TASK REQUIREMENTS: Each record must be reproduced exactly as it is shown.

Collected data entries:
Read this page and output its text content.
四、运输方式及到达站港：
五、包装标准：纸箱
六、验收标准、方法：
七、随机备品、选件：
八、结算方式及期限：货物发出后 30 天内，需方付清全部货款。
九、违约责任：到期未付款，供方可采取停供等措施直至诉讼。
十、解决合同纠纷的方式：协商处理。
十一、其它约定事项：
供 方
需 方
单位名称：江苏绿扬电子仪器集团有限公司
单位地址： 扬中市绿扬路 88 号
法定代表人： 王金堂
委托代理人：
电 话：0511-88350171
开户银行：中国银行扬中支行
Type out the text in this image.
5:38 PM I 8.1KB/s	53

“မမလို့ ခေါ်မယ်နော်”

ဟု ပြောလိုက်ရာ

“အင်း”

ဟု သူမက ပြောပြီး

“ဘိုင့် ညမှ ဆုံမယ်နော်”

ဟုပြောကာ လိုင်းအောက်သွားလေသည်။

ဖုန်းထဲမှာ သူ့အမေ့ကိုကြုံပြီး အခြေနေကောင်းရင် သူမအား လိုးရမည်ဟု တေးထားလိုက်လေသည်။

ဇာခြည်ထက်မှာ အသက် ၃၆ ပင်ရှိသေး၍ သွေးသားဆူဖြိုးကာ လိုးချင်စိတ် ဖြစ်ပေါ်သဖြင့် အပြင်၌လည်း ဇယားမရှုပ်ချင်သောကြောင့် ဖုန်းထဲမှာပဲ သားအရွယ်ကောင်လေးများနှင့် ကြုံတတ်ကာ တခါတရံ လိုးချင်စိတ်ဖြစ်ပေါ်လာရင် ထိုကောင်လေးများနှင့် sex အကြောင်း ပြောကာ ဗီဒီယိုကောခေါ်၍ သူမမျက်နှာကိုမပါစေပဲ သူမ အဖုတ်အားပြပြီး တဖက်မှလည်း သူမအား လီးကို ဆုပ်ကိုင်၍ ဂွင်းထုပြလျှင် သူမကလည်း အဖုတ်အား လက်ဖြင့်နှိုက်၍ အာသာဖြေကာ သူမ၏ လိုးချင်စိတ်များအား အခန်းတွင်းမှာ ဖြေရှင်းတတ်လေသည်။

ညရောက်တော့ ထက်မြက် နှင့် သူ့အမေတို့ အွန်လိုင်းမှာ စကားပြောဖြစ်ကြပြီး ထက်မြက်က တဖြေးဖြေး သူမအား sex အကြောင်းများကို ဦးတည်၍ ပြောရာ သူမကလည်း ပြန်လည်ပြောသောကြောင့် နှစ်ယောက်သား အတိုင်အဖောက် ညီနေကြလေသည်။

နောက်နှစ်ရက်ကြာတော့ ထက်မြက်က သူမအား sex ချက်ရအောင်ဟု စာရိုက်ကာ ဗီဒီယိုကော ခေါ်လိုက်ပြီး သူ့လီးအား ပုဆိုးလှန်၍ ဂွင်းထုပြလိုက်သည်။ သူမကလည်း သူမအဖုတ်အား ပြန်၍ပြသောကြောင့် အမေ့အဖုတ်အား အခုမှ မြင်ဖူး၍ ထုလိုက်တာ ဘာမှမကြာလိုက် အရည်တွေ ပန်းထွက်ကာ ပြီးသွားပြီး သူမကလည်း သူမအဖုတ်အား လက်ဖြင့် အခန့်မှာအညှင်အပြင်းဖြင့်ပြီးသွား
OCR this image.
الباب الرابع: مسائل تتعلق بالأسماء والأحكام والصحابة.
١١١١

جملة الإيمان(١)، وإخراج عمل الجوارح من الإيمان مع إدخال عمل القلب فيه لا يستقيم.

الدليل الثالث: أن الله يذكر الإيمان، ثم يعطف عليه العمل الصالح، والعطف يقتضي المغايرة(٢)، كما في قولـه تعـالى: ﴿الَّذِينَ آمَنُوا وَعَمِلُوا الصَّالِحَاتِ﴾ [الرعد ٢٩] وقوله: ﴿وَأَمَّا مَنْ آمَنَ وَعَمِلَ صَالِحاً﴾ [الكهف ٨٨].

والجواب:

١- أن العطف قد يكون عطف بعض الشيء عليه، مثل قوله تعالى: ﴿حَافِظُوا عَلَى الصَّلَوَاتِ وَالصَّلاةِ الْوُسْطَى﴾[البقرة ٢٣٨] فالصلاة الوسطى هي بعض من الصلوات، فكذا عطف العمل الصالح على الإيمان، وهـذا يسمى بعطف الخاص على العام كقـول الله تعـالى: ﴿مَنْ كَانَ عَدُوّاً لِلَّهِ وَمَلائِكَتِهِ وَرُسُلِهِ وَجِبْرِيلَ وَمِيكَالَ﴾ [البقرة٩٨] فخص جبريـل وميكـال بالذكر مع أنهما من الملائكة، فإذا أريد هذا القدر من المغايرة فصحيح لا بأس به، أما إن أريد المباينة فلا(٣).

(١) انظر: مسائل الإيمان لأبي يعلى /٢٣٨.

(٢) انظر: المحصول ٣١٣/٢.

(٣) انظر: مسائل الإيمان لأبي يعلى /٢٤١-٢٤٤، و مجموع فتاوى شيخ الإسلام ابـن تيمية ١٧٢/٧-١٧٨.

TASK OUTPUT:
Read this page and output its text content.
四、运输方式及到达站港：
五、包装标准：纸箱
六、验收标准、方法：
七、随机备品、选件：
八、结算方式及期限：货物发出后 30 天内，需方付清全部货款。
九、违约责任：到期未付款，供方可采取停供等措施直至诉讼。
十、解决合同纠纷的方式：协商处理。
十一、其它约定事项：
供 方
需 方
单位名称：江苏绿扬电子仪器集团有限公司
单位地址： 扬中市绿扬路 88 号
法定代表人： 王金堂
委托代理人：
电 话：0511-88350171
开户银行：中国银行扬中支行
Type out the text in this image.
5:38 PM I 8.1KB/s	53

“မမလို့ ခေါ်မယ်နော်”

ဟု ပြောလိုက်ရာ

“အင်း”

ဟု သူမက ပြောပြီး

“ဘိုင့် ညမှ ဆုံမယ်နော်”

ဟုပြောကာ လိုင်းအောက်သွားလေသည်။

ဖုန်းထဲမှာ သူ့အမေ့ကိုကြုံပြီး အခြေနေကောင်းရင် သူမအား လိုးရမည်ဟု တေးထားလိုက်လေသည်။

ဇာခြည်ထက်မှာ အသက် ၃၆ ပင်ရှိသေး၍ သွေးသားဆူဖြိုးကာ လိုးချင်စိတ် ဖြစ်ပေါ်သဖြင့် အပြင်၌လည်း ဇယားမရှုပ်ချင်သောကြောင့် ဖုန်းထဲမှာပဲ သားအရွယ်ကောင်လေးများနှင့် ကြုံတတ်ကာ တခါတရံ လိုးချင်စိတ်ဖြစ်ပေါ်လာရင် ထိုကောင်လေးများနှင့် sex အကြောင်း ပြောကာ ဗီဒီယိုကောခေါ်၍ သူမမျက်နှာကိုမပါစေပဲ သူမ အဖုတ်အားပြပြီး တဖက်မှလည်း သူမအား လီးကို ဆုပ်ကိုင်၍ ဂွင်းထုပြလျှင် သူမကလည်း အဖုတ်အား လက်ဖြင့်နှိုက်၍ အာသာဖြေကာ သူမ၏ လိုးချင်စိတ်များအား အခန်းတွင်းမှာ ဖြေရှင်းတတ်လေသည်။

ညရောက်တော့ ထက်မြက် နှင့် သူ့အမေတို့ အွန်လိုင်းမှာ စကားပြောဖြစ်ကြပြီး ထက်မြက်က တဖြေးဖြေး သူမအား sex အကြောင်းများကို ဦးတည်၍ ပြောရာ သူမကလည်း ပြန်လည်ပြောသောကြောင့် နှစ်ယောက်သား အတိုင်အဖောက် ညီနေကြလေသည်။

နောက်နှစ်ရက်ကြာတော့ ထက်မြက်က သူမအား sex ချက်ရအောင်ဟု စာရိုက်ကာ ဗီဒီယိုကော ခေါ်လိုက်ပြီး သူ့လီးအား ပုဆိုးလှန်၍ ဂွင်းထုပြလိုက်သည်။ သူမကလည်း သူမအဖုတ်အား ပြန်၍ပြသောကြောင့် အမေ့အဖုတ်အား အခုမှ မြင်ဖူး၍ ထုလိုက်တာ ဘာမှမကြာလိုက် အရည်တွေ ပန်းထွက်ကာ ပြီးသွားပြီး သူမကလည်း သူမအဖုတ်အား လက်ဖြင့် အခန့်မှာအညှင်အပြင်းဖြင့်ပြီးသွား
OCR this image.
الباب الرابع: مسائل تتعلق بالأسماء والأحكام والصحابة.
١١١١

جملة الإيمان(١)، وإخراج عمل الجوارح من الإيمان مع إدخال عمل القلب فيه لا يستقيم.

الدليل الثالث: أن الله يذكر الإيمان، ثم يعطف عليه العمل الصالح، والعطف يقتضي المغايرة(٢)، كما في قولـه تعـالى: ﴿الَّذِينَ آمَنُوا وَعَمِلُوا الصَّالِحَاتِ﴾ [الرعد ٢٩] وقوله: ﴿وَأَمَّا مَنْ آمَنَ وَعَمِلَ صَالِحاً﴾ [الكهف ٨٨].

والجواب:

١- أن العطف قد يكون عطف بعض الشيء عليه، مثل قوله تعالى: ﴿حَافِظُوا عَلَى الصَّلَوَاتِ وَالصَّلاةِ الْوُسْطَى﴾[البقرة ٢٣٨] فالصلاة الوسطى هي بعض من الصلوات، فكذا عطف العمل الصالح على الإيمان، وهـذا يسمى بعطف الخاص على العام كقـول الله تعـالى: ﴿مَنْ كَانَ عَدُوّاً لِلَّهِ وَمَلائِكَتِهِ وَرُسُلِهِ وَجِبْرِيلَ وَمِيكَالَ﴾ [البقرة٩٨] فخص جبريـل وميكـال بالذكر مع أنهما من الملائكة، فإذا أريد هذا القدر من المغايرة فصحيح لا بأس به، أما إن أريد المباينة فلا(٣).

(١) انظر: مسائل الإيمان لأبي يعلى /٢٣٨.

(٢) انظر: المحصول ٣١٣/٢.

(٣) انظر: مسائل الإيمان لأبي يعلى /٢٤١-٢٤٤، و مجموع فتاوى شيخ الإسلام ابـن تيمية ١٧٢/٧-١٧٨.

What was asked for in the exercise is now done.